## What you should do
Please rewrite the records, starting at the first line and ending at the line containing "series-prescribed-velocity-line bbox=[247, 75, 436, 155]", replacing "legend-label" with "key-label" and leaving everything else as it is.

* begin *

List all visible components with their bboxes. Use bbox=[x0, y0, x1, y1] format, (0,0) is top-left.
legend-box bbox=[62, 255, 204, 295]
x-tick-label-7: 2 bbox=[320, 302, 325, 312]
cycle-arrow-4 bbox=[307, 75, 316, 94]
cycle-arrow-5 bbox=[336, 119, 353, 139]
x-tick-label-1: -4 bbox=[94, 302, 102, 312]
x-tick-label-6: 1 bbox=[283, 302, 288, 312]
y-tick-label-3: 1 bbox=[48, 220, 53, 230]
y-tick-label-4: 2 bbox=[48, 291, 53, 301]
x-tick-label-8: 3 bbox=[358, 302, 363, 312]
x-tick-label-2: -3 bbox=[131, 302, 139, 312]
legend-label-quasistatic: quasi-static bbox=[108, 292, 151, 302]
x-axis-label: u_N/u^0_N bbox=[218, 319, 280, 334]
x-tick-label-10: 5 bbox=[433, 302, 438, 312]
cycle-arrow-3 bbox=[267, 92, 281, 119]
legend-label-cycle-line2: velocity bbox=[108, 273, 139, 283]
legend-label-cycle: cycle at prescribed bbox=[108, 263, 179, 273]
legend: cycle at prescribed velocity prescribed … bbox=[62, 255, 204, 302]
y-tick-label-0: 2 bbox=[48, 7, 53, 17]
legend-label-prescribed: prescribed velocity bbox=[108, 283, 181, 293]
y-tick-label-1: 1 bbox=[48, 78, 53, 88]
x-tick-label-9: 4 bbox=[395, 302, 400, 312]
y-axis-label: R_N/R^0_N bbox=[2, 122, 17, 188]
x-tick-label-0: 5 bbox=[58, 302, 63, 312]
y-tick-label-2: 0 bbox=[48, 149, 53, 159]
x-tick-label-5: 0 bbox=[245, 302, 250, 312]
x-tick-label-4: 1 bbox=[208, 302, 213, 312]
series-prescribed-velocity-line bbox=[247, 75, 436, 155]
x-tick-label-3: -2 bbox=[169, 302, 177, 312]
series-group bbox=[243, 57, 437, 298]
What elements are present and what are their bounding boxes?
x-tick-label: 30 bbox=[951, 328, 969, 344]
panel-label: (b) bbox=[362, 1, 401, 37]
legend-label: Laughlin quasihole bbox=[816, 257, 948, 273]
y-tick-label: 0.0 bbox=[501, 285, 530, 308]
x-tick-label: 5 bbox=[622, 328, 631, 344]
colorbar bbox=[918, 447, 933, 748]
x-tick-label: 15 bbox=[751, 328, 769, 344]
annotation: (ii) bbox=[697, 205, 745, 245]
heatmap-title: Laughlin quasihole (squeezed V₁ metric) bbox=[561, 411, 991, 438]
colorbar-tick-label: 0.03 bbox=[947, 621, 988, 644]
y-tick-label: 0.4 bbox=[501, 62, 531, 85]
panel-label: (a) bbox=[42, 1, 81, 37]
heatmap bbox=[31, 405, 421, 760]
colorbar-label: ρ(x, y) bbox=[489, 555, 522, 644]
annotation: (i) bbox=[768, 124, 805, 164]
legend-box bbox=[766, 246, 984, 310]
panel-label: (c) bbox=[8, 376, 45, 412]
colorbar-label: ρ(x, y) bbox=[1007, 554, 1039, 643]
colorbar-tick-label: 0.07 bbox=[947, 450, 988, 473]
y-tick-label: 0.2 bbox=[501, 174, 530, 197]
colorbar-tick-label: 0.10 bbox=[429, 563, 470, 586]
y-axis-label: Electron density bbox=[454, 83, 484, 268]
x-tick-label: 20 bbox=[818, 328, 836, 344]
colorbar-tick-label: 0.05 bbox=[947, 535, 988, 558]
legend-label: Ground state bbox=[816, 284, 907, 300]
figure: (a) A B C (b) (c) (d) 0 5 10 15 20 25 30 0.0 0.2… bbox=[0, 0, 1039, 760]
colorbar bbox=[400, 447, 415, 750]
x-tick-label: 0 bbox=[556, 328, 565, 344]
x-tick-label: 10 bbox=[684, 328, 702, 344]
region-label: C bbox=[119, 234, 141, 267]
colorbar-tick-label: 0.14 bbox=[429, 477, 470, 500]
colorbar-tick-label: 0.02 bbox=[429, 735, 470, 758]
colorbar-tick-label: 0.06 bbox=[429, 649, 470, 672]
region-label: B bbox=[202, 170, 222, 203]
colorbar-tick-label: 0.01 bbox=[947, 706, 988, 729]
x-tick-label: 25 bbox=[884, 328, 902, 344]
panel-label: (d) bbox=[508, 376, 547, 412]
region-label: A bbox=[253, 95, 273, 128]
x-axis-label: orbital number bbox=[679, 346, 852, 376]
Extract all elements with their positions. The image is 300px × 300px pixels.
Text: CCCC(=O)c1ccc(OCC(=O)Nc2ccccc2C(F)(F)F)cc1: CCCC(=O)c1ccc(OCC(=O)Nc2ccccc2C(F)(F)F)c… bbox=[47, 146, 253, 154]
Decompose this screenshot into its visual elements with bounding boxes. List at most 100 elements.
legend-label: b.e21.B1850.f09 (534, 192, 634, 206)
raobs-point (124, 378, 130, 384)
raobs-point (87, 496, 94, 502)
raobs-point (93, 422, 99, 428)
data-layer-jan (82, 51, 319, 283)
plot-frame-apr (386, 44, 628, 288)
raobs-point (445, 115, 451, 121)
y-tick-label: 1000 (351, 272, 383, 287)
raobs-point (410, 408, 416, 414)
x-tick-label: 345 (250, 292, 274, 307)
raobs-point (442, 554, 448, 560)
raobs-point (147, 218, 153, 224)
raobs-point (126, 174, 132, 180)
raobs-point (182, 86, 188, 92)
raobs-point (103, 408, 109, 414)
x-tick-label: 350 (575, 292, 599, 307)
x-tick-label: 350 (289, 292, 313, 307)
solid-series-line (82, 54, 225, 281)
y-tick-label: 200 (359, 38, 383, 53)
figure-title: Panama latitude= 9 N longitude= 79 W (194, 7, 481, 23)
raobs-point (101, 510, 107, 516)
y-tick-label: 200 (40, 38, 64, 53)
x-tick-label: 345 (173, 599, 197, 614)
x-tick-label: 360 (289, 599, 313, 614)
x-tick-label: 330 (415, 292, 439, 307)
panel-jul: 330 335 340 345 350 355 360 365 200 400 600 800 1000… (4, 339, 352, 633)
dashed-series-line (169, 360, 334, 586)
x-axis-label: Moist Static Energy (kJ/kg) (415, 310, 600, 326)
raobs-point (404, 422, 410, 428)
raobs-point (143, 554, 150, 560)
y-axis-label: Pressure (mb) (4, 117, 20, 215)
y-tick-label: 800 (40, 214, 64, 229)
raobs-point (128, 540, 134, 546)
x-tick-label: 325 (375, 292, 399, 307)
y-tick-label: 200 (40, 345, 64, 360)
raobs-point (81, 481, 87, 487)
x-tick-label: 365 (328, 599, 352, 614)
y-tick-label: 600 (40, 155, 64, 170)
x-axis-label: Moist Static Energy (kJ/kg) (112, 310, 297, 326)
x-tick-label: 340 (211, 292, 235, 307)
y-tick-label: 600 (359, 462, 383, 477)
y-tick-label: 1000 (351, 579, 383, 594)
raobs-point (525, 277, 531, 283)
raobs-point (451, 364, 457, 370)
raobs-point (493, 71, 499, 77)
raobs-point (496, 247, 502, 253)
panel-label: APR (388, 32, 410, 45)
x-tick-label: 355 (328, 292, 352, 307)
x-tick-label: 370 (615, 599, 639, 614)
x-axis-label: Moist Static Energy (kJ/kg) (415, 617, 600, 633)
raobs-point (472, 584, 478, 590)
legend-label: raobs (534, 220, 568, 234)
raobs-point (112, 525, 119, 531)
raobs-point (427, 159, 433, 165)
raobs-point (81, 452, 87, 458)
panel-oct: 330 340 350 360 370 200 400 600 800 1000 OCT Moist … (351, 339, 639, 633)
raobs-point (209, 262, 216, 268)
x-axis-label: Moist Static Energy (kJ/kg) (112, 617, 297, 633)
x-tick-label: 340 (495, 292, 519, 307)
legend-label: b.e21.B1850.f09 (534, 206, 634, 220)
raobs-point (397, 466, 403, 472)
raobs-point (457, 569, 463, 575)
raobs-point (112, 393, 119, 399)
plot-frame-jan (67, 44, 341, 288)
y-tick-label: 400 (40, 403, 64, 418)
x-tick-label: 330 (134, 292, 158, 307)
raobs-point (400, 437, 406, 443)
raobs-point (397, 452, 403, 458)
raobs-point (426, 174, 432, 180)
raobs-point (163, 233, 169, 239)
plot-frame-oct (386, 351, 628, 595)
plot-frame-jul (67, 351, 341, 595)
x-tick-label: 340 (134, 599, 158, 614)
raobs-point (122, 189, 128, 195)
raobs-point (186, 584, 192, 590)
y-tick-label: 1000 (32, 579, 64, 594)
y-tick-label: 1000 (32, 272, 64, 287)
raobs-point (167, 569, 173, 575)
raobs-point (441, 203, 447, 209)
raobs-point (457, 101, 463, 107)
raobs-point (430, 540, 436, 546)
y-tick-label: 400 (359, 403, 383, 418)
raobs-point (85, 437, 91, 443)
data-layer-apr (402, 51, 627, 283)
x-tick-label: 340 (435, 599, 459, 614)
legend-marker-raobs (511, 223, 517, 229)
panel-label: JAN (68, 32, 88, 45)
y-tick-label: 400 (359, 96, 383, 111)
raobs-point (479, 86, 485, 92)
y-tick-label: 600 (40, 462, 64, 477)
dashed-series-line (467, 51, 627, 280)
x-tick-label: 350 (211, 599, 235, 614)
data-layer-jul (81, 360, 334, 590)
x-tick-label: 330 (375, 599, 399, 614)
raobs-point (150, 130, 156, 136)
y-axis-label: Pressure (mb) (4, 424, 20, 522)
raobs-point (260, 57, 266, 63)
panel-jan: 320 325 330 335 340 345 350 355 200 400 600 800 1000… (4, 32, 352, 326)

* end *

## Answer to the task
List all visible components with their bboxes. Use bbox=[x0, y0, x1, y1] format, (0,0) is top-left.
legend-box bbox=[62, 255, 204, 295]
x-tick-label-7: 2 bbox=[320, 302, 325, 312]
cycle-arrow-4 bbox=[307, 75, 316, 94]
cycle-arrow-5 bbox=[336, 119, 353, 139]
x-tick-label-1: -4 bbox=[94, 302, 102, 312]
x-tick-label-6: 1 bbox=[283, 302, 288, 312]
y-tick-label-3: 1 bbox=[48, 220, 53, 230]
y-tick-label-4: 2 bbox=[48, 291, 53, 301]
x-tick-label-8: 3 bbox=[358, 302, 363, 312]
x-tick-label-2: -3 bbox=[131, 302, 139, 312]
key-label-quasistatic: quasi-static bbox=[108, 292, 151, 302]
x-axis-label: u_N/u^0_N bbox=[218, 319, 280, 334]
x-tick-label-10: 5 bbox=[433, 302, 438, 312]
cycle-arrow-3 bbox=[267, 92, 281, 119]
key-label-cycle-line2: velocity bbox=[108, 273, 139, 283]
key-label-cycle: cycle at prescribed bbox=[108, 263, 179, 273]
legend: cycle at prescribed velocity prescribed … bbox=[62, 255, 204, 302]
y-tick-label-0: 2 bbox=[48, 7, 53, 17]
key-label-prescribed: prescribed velocity bbox=[108, 283, 181, 293]
y-tick-label-1: 1 bbox=[48, 78, 53, 88]
x-tick-label-9: 4 bbox=[395, 302, 400, 312]
y-axis-label: R_N/R^0_N bbox=[2, 122, 17, 188]
x-tick-label-0: 5 bbox=[58, 302, 63, 312]
y-tick-label-2: 0 bbox=[48, 149, 53, 159]
x-tick-label-5: 0 bbox=[245, 302, 250, 312]
x-tick-label-4: 1 bbox=[208, 302, 213, 312]
series-prescribed-velocity-line bbox=[247, 75, 436, 155]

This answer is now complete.